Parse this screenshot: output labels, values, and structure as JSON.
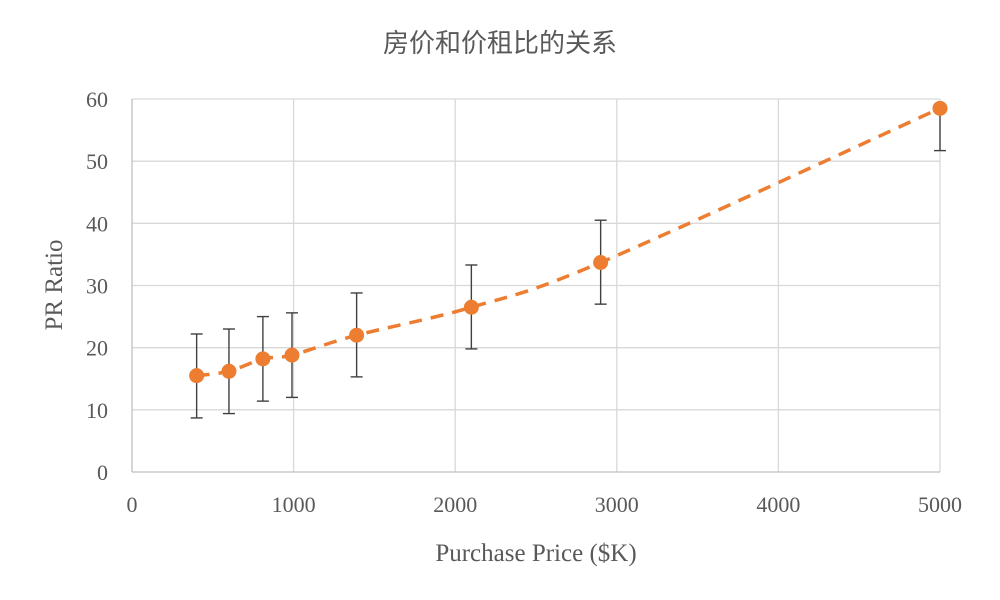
{
  "chart_data": {
    "type": "scatter",
    "title": "房价和价租比的关系",
    "xlabel": "Purchase Price ($K)",
    "ylabel": "PR Ratio",
    "xlim": [
      0,
      5000
    ],
    "ylim": [
      0,
      60
    ],
    "xticks": [
      0,
      1000,
      2000,
      3000,
      4000,
      5000
    ],
    "yticks": [
      0,
      10,
      20,
      30,
      40,
      50,
      60
    ],
    "grid": true,
    "legend": "none",
    "marker_color": "#ED7D31",
    "errorbar_color": "#404040",
    "trendline": {
      "style": "dashed",
      "color": "#ED7D31"
    },
    "series": [
      {
        "x": [
          400,
          600,
          810,
          990,
          1390,
          2100,
          2900,
          5000
        ],
        "y": [
          15.5,
          16.2,
          18.2,
          18.8,
          22.0,
          26.5,
          33.7,
          58.5
        ],
        "error_low": [
          8.7,
          9.4,
          11.4,
          12.0,
          15.3,
          19.8,
          27.0,
          51.7
        ],
        "error_high": [
          22.2,
          23.0,
          25.0,
          25.6,
          28.8,
          33.3,
          40.5,
          58.5
        ]
      }
    ]
  }
}
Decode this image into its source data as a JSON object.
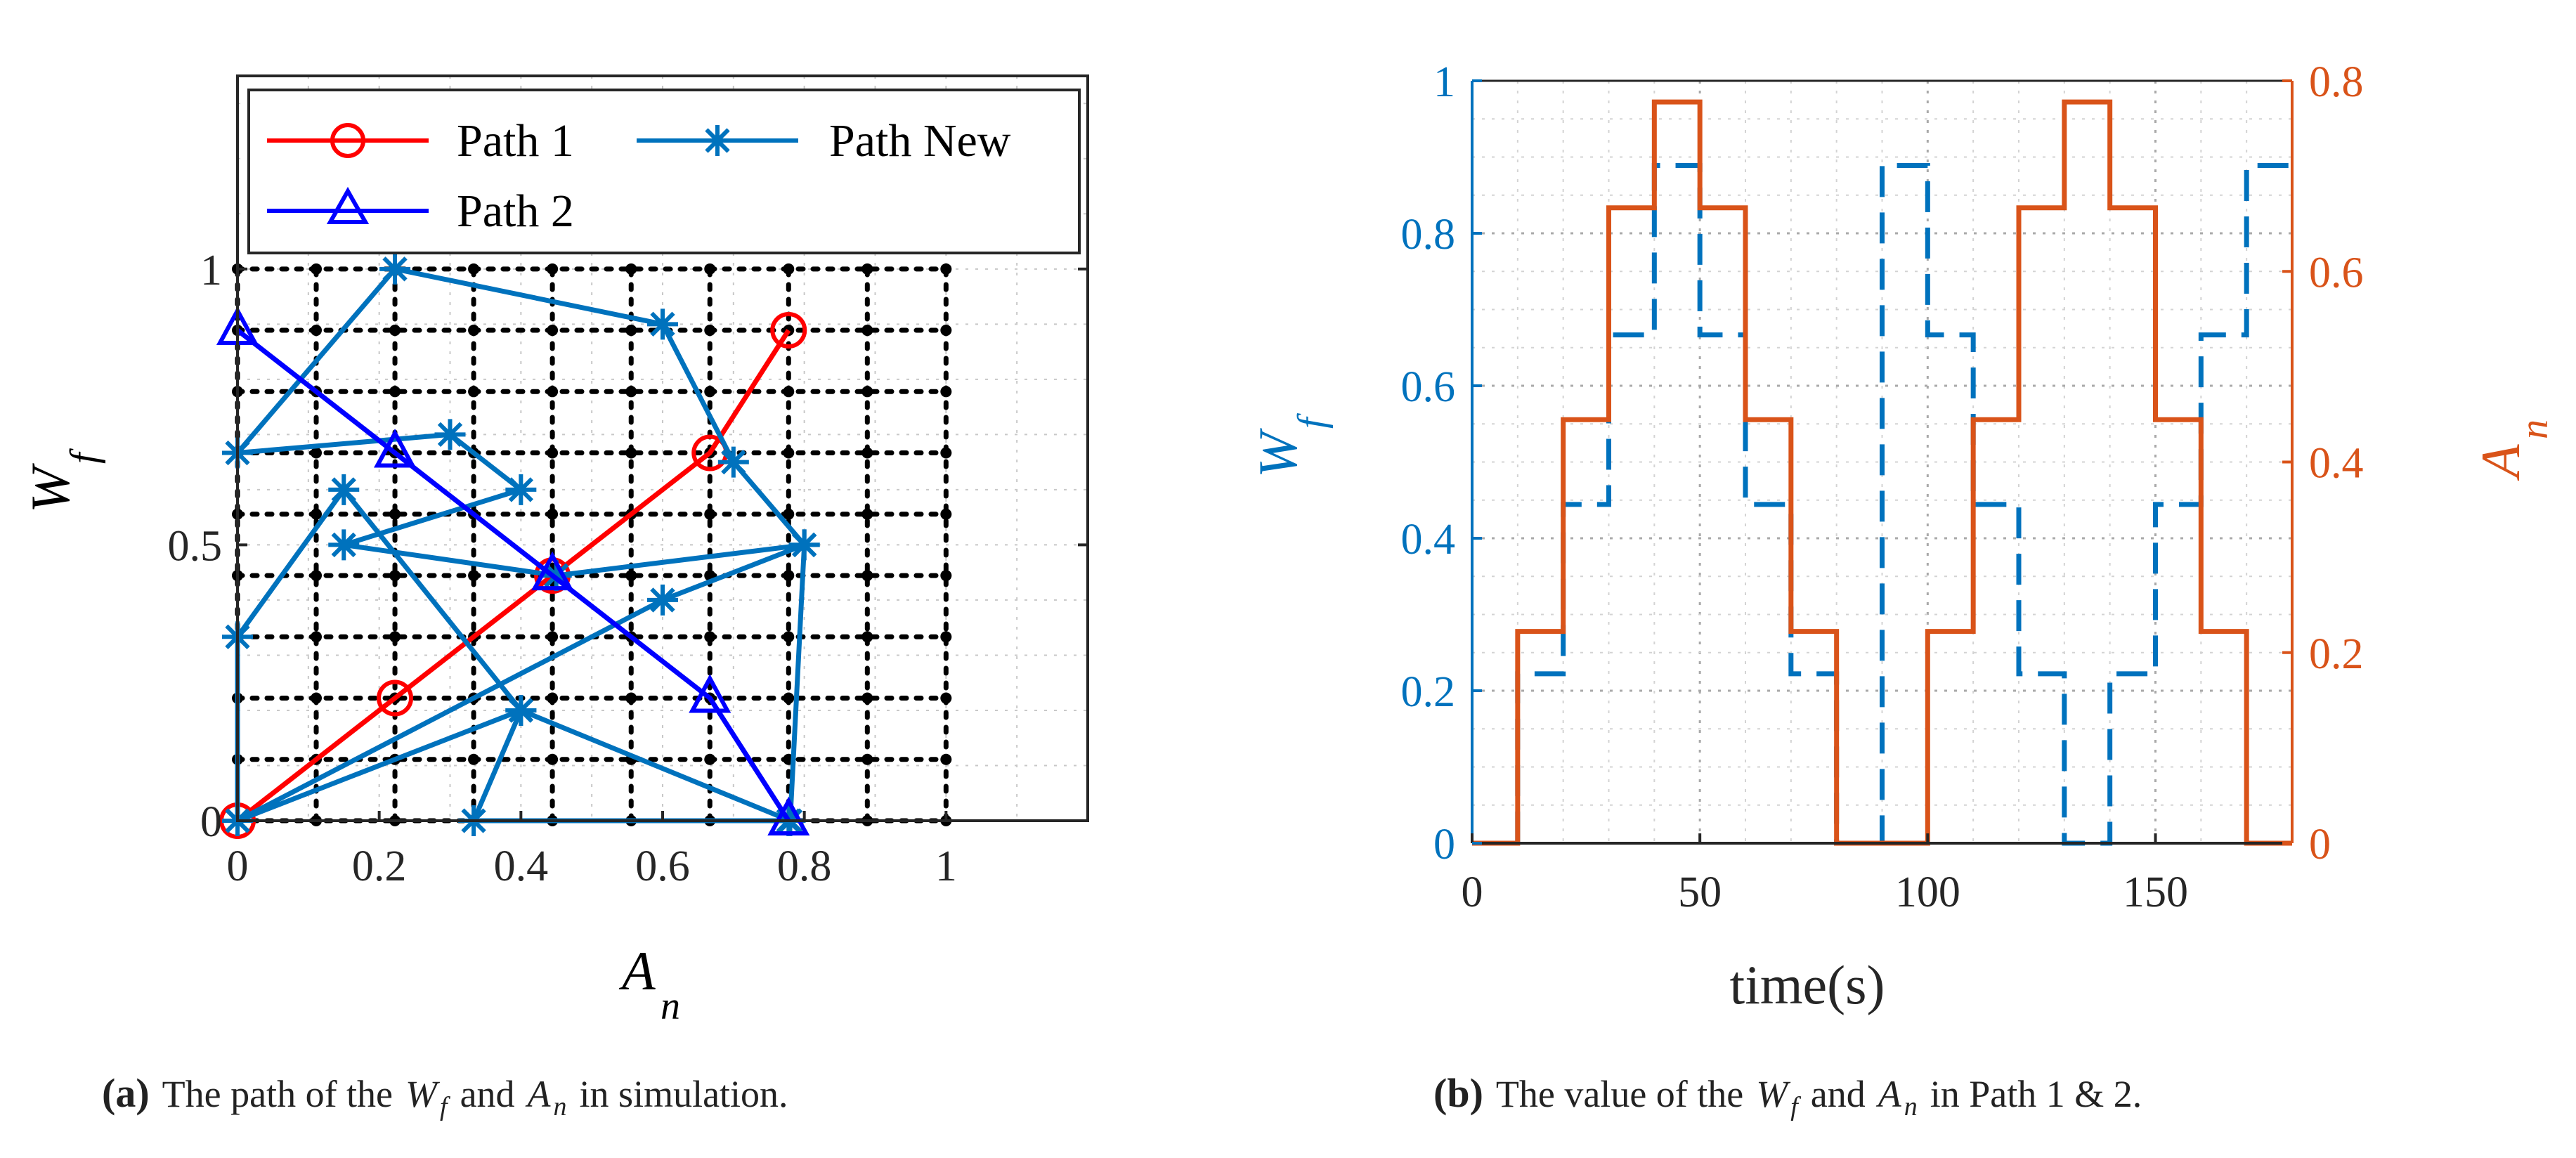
{
  "chart_data": [
    {
      "id": "a",
      "type": "line",
      "xlabel": "A",
      "xlabel_sub": "n",
      "ylabel": "W",
      "ylabel_sub": "f",
      "xlim": [
        0,
        1.2
      ],
      "ylim": [
        0,
        1.35
      ],
      "x_ticks": [
        0,
        0.2,
        0.4,
        0.6,
        0.8,
        1
      ],
      "x_tick_labels": [
        "0",
        "0.2",
        "0.4",
        "0.6",
        "0.8",
        "1"
      ],
      "y_ticks": [
        0,
        0.5,
        1
      ],
      "y_tick_labels": [
        "0",
        "0.5",
        "1"
      ],
      "grid_points": {
        "x": [
          0,
          0.1111,
          0.2222,
          0.3333,
          0.4444,
          0.5556,
          0.6667,
          0.7778,
          0.8889,
          1
        ],
        "y": [
          0,
          0.1111,
          0.2222,
          0.3333,
          0.4444,
          0.5556,
          0.6667,
          0.7778,
          0.8889,
          1
        ]
      },
      "series": [
        {
          "name": "Path 1",
          "color": "#ff0000",
          "marker": "circle",
          "x": [
            0,
            0.2222,
            0.4444,
            0.6667,
            0.7778
          ],
          "y": [
            0,
            0.2222,
            0.4444,
            0.6667,
            0.8889
          ]
        },
        {
          "name": "Path New",
          "color": "#0072bd",
          "marker": "star",
          "x": [
            0.7778,
            0.3333,
            0.4,
            0,
            0.6,
            0.8,
            0.45,
            0.15,
            0.4,
            0.3,
            0,
            0.2222,
            0.6,
            0.7,
            0.8,
            0.78,
            0.4,
            0.15,
            0,
            0
          ],
          "y": [
            0,
            0,
            0.2,
            0,
            0.4,
            0.5,
            0.4444,
            0.5,
            0.6,
            0.7,
            0.6667,
            1.0,
            0.9,
            0.65,
            0.5,
            0,
            0.2,
            0.6,
            0.3333,
            0
          ]
        },
        {
          "name": "Path 2",
          "color": "#0000ff",
          "marker": "triangle",
          "x": [
            0,
            0.2222,
            0.4444,
            0.6667,
            0.7778
          ],
          "y": [
            0.8889,
            0.6667,
            0.4444,
            0.2222,
            0
          ]
        }
      ],
      "legend": {
        "placement": "top",
        "entries": [
          "Path 1",
          "Path New",
          "Path 2"
        ]
      },
      "caption": {
        "label": "(a)",
        "text_1": "The path of the",
        "sym_1": "W",
        "sym_1_sub": "f",
        "text_2": "and",
        "sym_2": "A",
        "sym_2_sub": "n",
        "text_3": "in simulation."
      }
    },
    {
      "id": "b",
      "type": "line",
      "xlabel": "time(s)",
      "ylabel_left": "W",
      "ylabel_left_sub": "f",
      "ylabel_right": "A",
      "ylabel_right_sub": "n",
      "xlim": [
        0,
        180
      ],
      "ylim_left": [
        0,
        1
      ],
      "ylim_right": [
        0,
        0.8
      ],
      "x_ticks": [
        0,
        50,
        100,
        150
      ],
      "x_tick_labels": [
        "0",
        "50",
        "100",
        "150"
      ],
      "y_left_ticks": [
        0,
        0.2,
        0.4,
        0.6,
        0.8,
        1
      ],
      "y_left_tick_labels": [
        "0",
        "0.2",
        "0.4",
        "0.6",
        "0.8",
        "1"
      ],
      "y_right_ticks": [
        0,
        0.2,
        0.4,
        0.6,
        0.8
      ],
      "y_right_tick_labels": [
        "0",
        "0.2",
        "0.4",
        "0.6",
        "0.8"
      ],
      "left_color": "#0072bd",
      "right_color": "#d95319",
      "series": [
        {
          "name": "W_f",
          "axis": "left",
          "style": "dashed",
          "color": "#0072bd",
          "x": [
            0,
            10,
            20,
            30,
            40,
            50,
            60,
            70,
            80,
            90,
            100,
            110,
            120,
            130,
            140,
            150,
            160,
            170
          ],
          "values": [
            0,
            0.2222,
            0.4444,
            0.6667,
            0.8889,
            0.6667,
            0.4444,
            0.2222,
            0,
            0.8889,
            0.6667,
            0.4444,
            0.2222,
            0,
            0.2222,
            0.4444,
            0.6667,
            0.8889
          ]
        },
        {
          "name": "A_n",
          "axis": "right",
          "style": "solid",
          "color": "#d95319",
          "x": [
            0,
            10,
            20,
            30,
            40,
            50,
            60,
            70,
            80,
            90,
            100,
            110,
            120,
            130,
            140,
            150,
            160,
            170
          ],
          "values": [
            0,
            0.2222,
            0.4444,
            0.6667,
            0.7778,
            0.6667,
            0.4444,
            0.2222,
            0,
            0,
            0.2222,
            0.4444,
            0.6667,
            0.7778,
            0.6667,
            0.4444,
            0.2222,
            0
          ]
        }
      ],
      "caption": {
        "label": "(b)",
        "text_1": "The value of the",
        "sym_1": "W",
        "sym_1_sub": "f",
        "text_2": "and",
        "sym_2": "A",
        "sym_2_sub": "n",
        "text_3": "in Path 1 & 2."
      }
    }
  ]
}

━━━━

Aim of the task:
Return nothing except the number of lines that include the string "name".

Response to the task:
5